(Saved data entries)
────────────────────

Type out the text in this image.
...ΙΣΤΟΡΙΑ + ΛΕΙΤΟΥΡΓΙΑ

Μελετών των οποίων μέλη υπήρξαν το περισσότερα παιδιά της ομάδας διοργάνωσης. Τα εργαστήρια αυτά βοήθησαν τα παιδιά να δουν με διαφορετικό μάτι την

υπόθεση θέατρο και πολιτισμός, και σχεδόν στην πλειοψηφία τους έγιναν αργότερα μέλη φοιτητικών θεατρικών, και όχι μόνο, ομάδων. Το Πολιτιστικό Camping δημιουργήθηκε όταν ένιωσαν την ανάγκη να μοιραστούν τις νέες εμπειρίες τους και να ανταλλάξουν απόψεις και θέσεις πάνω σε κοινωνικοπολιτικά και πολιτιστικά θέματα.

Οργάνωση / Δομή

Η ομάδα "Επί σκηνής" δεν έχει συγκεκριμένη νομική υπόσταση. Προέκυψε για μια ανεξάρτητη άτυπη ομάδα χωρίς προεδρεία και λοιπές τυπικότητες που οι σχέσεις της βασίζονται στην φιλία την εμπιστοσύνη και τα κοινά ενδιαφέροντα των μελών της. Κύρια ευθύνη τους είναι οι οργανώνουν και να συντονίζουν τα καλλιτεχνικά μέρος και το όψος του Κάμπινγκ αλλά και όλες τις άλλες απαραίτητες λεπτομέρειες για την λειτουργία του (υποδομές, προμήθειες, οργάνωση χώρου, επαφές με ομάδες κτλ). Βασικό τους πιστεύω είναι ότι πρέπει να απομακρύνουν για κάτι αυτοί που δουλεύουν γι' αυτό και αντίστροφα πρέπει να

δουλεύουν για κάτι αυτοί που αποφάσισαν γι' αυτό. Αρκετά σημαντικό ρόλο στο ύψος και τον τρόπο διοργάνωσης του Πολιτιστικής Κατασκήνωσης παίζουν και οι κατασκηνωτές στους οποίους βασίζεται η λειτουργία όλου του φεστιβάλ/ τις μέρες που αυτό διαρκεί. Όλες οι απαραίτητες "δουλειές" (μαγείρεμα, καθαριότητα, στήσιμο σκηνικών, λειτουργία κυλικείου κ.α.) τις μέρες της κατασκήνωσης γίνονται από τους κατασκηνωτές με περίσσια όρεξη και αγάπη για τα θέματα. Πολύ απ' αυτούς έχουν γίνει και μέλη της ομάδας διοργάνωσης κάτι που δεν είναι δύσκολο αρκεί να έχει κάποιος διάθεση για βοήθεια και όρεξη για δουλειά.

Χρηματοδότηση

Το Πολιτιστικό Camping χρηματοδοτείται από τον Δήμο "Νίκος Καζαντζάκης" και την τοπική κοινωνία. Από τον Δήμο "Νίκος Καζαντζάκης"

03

────────────────────

◆ **PROBLEM STATEMENT**
Extract the complete data, matching each line exactly.

◆ **EXERCISE RESULT**
Type out the text in this image.
...ΙΣΤΟΡΙΑ + ΛΕΙΤΟΥΡΓΙΑ

Μελετών των οποίων μέλη υπήρξαν το περισσότερα παιδιά της ομάδας διοργάνωσης. Τα εργαστήρια αυτά βοήθησαν τα παιδιά να δουν με διαφορετικό μάτι την

υπόθεση θέατρο και πολιτισμός, και σχεδόν στην πλειοψηφία τους έγιναν αργότερα μέλη φοιτητικών θεατρικών, και όχι μόνο, ομάδων. Το Πολιτιστικό Camping δημιουργήθηκε όταν ένιωσαν την ανάγκη να μοιραστούν τις νέες εμπειρίες τους και να ανταλλάξουν απόψεις και θέσεις πάνω σε κοινωνικοπολιτικά και πολιτιστικά θέματα.

Οργάνωση / Δομή

Η ομάδα "Επί σκηνής" δεν έχει συγκεκριμένη νομική υπόσταση. Προέκυψε για μια ανεξάρτητη άτυπη ομάδα χωρίς προεδρεία και λοιπές τυπικότητες που οι σχέσεις της βασίζονται στην φιλία την εμπιστοσύνη και τα κοινά ενδιαφέροντα των μελών της. Κύρια ευθύνη τους είναι οι οργανώνουν και να συντονίζουν τα καλλιτεχνικά μέρος και το όψος του Κάμπινγκ αλλά και όλες τις άλλες απαραίτητες λεπτομέρειες για την λειτουργία του (υποδομές, προμήθειες, οργάνωση χώρου, επαφές με ομάδες κτλ). Βασικό τους πιστεύω είναι ότι πρέπει να απομακρύνουν για κάτι αυτοί που δουλεύουν γι' αυτό και αντίστροφα πρέπει να

δουλεύουν για κάτι αυτοί που αποφάσισαν γι' αυτό. Αρκετά σημαντικό ρόλο στο ύψος και τον τρόπο διοργάνωσης του Πολιτιστικής Κατασκήνωσης παίζουν και οι κατασκηνωτές στους οποίους βασίζεται η λειτουργία όλου του φεστιβάλ/ τις μέρες που αυτό διαρκεί. Όλες οι απαραίτητες "δουλειές" (μαγείρεμα, καθαριότητα, στήσιμο σκηνικών, λειτουργία κυλικείου κ.α.) τις μέρες της κατασκήνωσης γίνονται από τους κατασκηνωτές με περίσσια όρεξη και αγάπη για τα θέματα. Πολύ απ' αυτούς έχουν γίνει και μέλη της ομάδας διοργάνωσης κάτι που δεν είναι δύσκολο αρκεί να έχει κάποιος διάθεση για βοήθεια και όρεξη για δουλειά.

Χρηματοδότηση

Το Πολιτιστικό Camping χρηματοδοτείται από τον Δήμο "Νίκος Καζαντζάκης" και την τοπική κοινωνία. Από τον Δήμο "Νίκος Καζαντζάκης"

03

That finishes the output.